== DATA SHOWN

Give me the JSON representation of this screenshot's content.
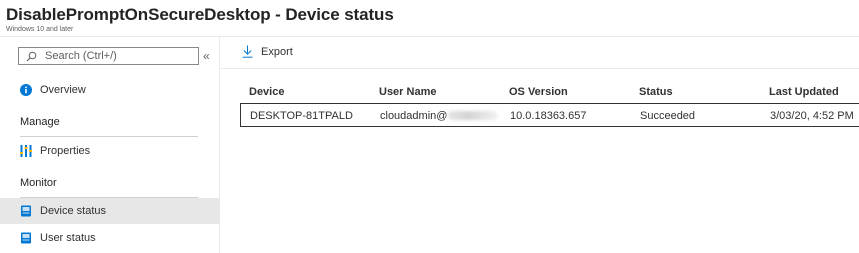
{
  "header": {
    "title": "DisablePromptOnSecureDesktop - Device status",
    "subtitle": "Windows 10 and later"
  },
  "sidebar": {
    "search_placeholder": "Search (Ctrl+/)",
    "collapse_label": "«",
    "overview_label": "Overview",
    "manage_label": "Manage",
    "properties_label": "Properties",
    "monitor_label": "Monitor",
    "device_status_label": "Device status",
    "user_status_label": "User status"
  },
  "toolbar": {
    "export_label": "Export"
  },
  "table": {
    "headers": [
      "Device",
      "User Name",
      "OS Version",
      "Status",
      "Last Updated"
    ],
    "rows": [
      [
        "DESKTOP-81TPALD",
        "cloudadmin@",
        "10.0.18363.657",
        "Succeeded",
        "3/03/20, 4:52 PM"
      ]
    ]
  },
  "colors": {
    "accent": "#0078d4",
    "selected_bg": "#e7e7e7",
    "divider": "#edebe9"
  },
  "icons": {
    "search": "search-icon",
    "overview": "info-icon",
    "properties": "properties-icon",
    "device_status": "device-status-icon",
    "user_status": "user-status-icon",
    "export": "download-arrow-icon"
  }
}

====

◆ PROBLEM ◆
Go through the listing above and write it out again exactly, dropping the pictures.

◆ WORKED SOLUTION ◆
Give me the JSON representation of this screenshot's content.
{
  "header": {
    "title": "DisablePromptOnSecureDesktop - Device status",
    "subtitle": "Windows 10 and later"
  },
  "sidebar": {
    "search_placeholder": "Search (Ctrl+/)",
    "collapse_label": "«",
    "overview_label": "Overview",
    "manage_label": "Manage",
    "properties_label": "Properties",
    "monitor_label": "Monitor",
    "device_status_label": "Device status",
    "user_status_label": "User status"
  },
  "toolbar": {
    "export_label": "Export"
  },
  "table": {
    "headers": [
      "Device",
      "User Name",
      "OS Version",
      "Status",
      "Last Updated"
    ],
    "rows": [
      [
        "DESKTOP-81TPALD",
        "cloudadmin@",
        "10.0.18363.657",
        "Succeeded",
        "3/03/20, 4:52 PM"
      ]
    ]
  },
  "colors": {
    "accent": "#0078d4",
    "selected_bg": "#e7e7e7",
    "divider": "#edebe9"
  },
  "icons": {
    "search": "search-icon",
    "overview": "info-icon",
    "properties": "properties-icon",
    "device_status": "device-status-icon",
    "user_status": "user-status-icon",
    "export": "download-arrow-icon"
  }
}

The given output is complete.